Data entries
(begin)

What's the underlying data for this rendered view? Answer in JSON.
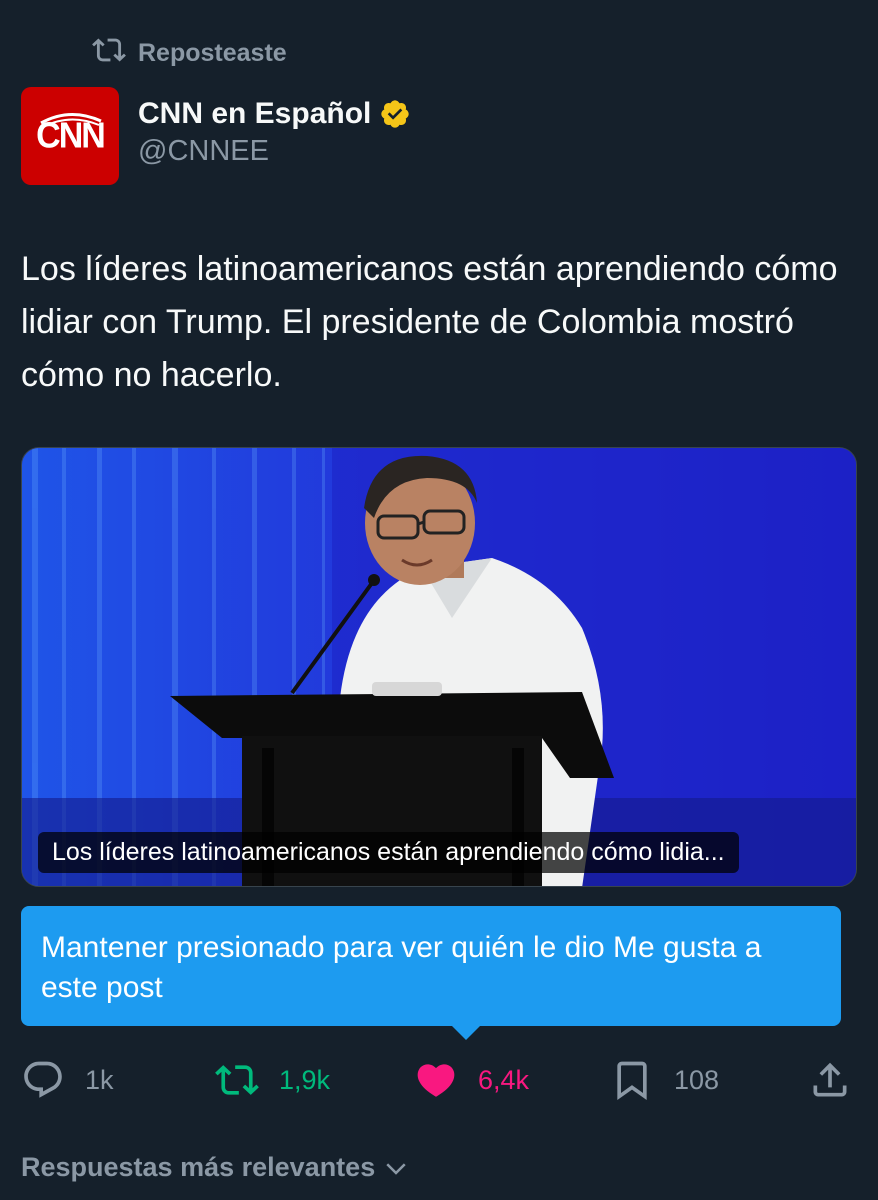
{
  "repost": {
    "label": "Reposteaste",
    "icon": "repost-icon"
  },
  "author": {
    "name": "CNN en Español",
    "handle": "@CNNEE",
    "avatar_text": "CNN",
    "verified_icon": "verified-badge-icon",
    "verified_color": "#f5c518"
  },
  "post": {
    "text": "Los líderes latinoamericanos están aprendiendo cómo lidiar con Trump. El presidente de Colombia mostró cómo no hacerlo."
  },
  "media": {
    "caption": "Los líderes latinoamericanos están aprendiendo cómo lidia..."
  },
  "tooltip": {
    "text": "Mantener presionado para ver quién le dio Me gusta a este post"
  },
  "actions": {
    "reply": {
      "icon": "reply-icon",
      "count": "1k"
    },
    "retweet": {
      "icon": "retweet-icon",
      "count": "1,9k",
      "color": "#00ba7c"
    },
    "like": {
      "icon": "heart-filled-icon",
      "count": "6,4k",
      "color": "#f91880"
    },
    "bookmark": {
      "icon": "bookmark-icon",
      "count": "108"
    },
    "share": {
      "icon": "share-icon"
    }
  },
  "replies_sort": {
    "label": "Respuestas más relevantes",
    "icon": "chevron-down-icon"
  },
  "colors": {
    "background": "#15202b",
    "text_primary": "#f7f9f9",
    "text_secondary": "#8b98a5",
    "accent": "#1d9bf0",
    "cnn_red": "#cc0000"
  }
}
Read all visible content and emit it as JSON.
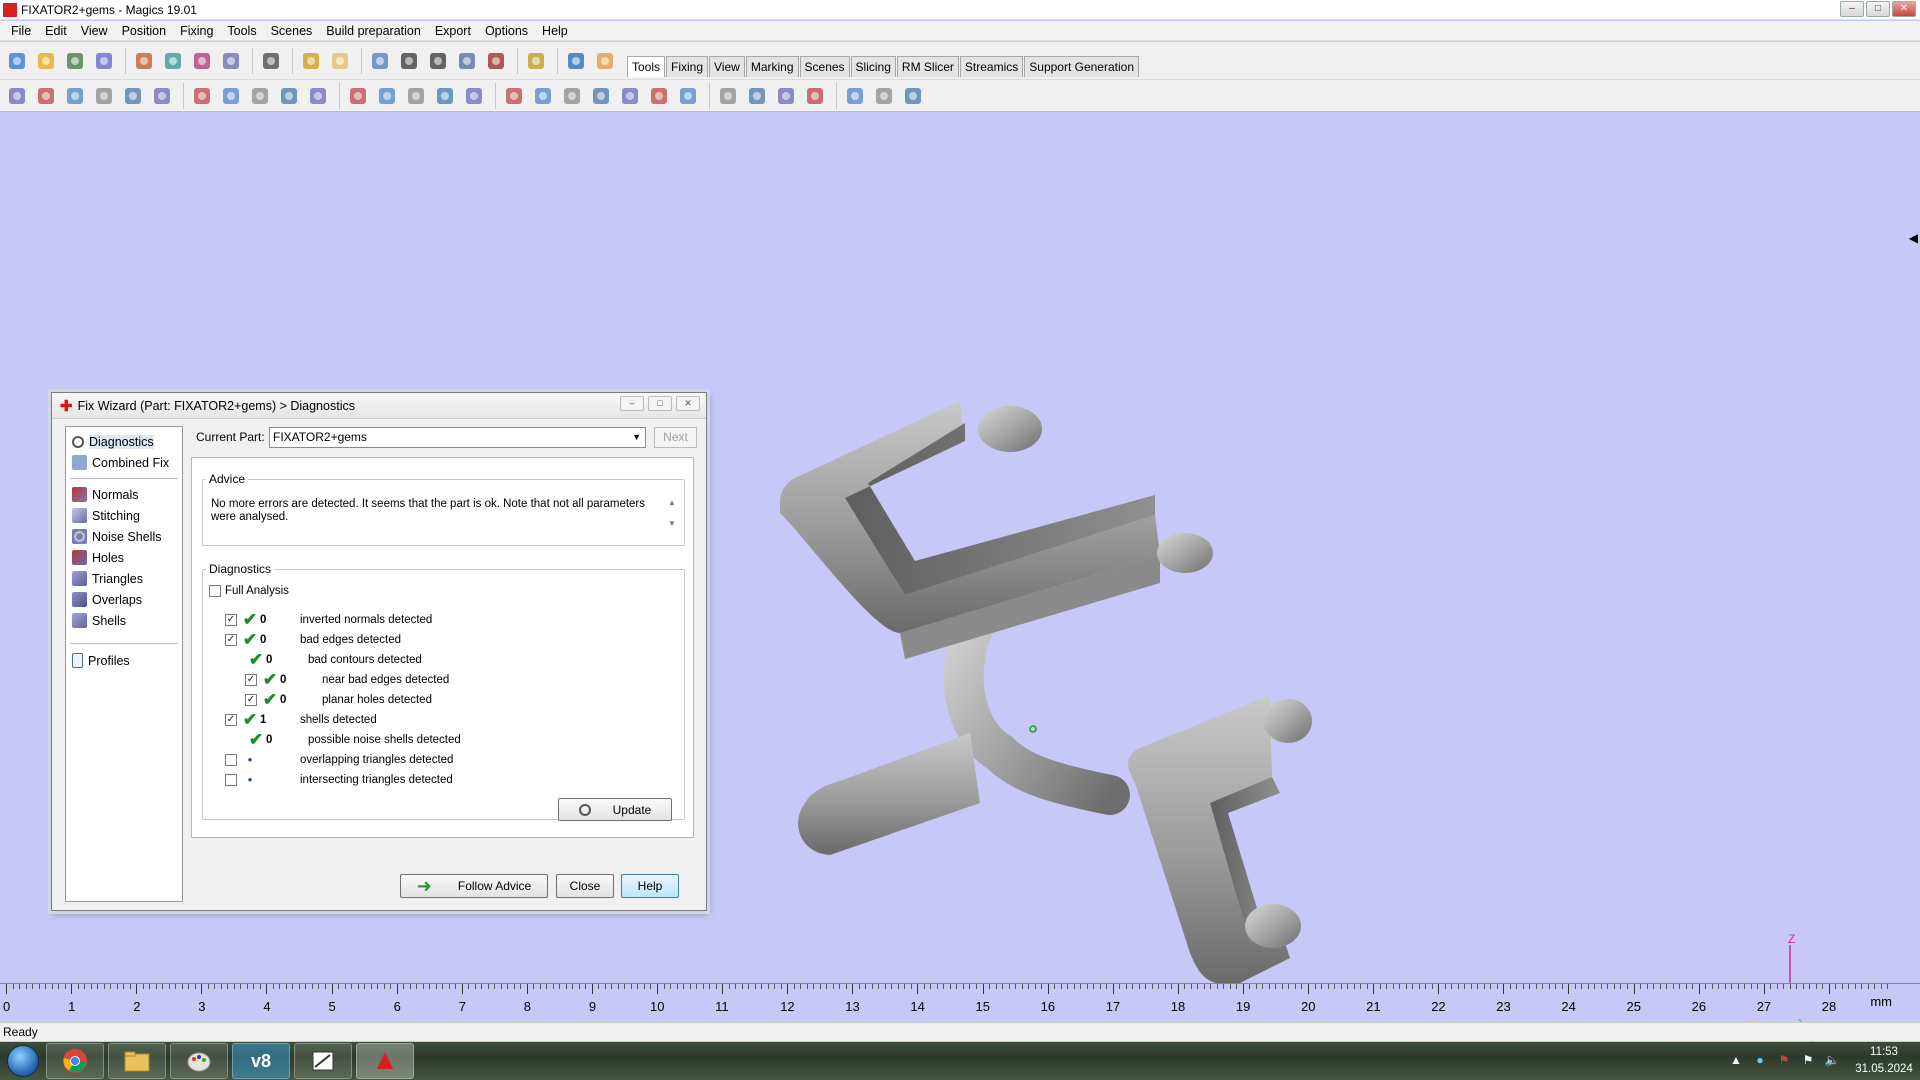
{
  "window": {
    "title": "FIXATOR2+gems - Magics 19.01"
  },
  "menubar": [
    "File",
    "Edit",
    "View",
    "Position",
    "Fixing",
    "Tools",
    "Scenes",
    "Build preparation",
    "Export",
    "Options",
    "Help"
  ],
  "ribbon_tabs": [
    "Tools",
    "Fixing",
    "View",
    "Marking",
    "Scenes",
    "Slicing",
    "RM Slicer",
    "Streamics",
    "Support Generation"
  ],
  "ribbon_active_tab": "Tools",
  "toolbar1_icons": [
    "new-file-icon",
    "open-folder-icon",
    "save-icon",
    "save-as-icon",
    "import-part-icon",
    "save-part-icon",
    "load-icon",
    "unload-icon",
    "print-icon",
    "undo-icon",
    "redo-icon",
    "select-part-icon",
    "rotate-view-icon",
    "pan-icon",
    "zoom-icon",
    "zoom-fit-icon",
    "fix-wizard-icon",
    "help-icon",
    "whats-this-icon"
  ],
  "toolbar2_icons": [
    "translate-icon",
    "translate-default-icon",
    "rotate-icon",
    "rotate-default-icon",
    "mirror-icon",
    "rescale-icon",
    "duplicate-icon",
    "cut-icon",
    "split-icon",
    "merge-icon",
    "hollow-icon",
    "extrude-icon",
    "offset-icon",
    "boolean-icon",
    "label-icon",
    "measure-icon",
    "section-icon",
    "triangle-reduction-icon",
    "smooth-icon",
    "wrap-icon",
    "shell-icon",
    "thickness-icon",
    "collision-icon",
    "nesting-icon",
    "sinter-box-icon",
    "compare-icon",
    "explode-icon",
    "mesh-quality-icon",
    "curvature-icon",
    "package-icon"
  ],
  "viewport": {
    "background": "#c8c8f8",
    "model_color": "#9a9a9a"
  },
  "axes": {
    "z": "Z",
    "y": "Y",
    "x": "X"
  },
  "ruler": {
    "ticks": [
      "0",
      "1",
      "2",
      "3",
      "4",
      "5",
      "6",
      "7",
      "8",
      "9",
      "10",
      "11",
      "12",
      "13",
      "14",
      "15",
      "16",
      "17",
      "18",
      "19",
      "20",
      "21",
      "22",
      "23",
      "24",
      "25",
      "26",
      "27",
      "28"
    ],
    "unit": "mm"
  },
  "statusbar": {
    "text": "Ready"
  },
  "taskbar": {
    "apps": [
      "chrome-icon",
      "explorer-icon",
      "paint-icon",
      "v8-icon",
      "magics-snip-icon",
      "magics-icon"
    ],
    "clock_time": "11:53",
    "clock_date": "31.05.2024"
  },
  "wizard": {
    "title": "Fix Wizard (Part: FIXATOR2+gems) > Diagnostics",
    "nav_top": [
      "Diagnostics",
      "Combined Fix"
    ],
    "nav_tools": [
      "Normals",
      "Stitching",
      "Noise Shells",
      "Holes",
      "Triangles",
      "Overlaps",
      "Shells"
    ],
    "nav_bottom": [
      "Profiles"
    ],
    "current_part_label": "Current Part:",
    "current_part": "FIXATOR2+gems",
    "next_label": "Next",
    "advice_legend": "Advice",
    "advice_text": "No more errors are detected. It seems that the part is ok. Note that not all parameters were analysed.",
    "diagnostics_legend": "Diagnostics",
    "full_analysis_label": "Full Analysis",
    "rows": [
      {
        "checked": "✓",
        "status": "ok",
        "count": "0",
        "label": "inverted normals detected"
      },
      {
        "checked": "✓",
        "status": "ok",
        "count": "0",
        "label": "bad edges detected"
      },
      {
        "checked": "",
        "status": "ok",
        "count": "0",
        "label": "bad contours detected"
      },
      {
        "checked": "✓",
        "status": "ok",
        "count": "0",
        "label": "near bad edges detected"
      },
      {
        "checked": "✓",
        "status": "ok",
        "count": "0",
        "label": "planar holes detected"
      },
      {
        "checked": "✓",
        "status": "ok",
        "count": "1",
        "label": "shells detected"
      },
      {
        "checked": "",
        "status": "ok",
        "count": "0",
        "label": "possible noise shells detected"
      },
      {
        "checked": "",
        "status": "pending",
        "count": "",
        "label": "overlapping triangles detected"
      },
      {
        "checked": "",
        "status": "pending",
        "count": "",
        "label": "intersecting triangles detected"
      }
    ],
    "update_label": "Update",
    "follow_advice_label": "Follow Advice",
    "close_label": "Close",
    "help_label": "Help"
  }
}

(end)

== What this task involves ==
Pick out the lines containing the string "title" and show them.

== Correct result ==
    "title": "FIXATOR2+gems - Magics 19.01"
    "title": "Fix Wizard (Part: FIXATOR2+gems) > Diagnostics",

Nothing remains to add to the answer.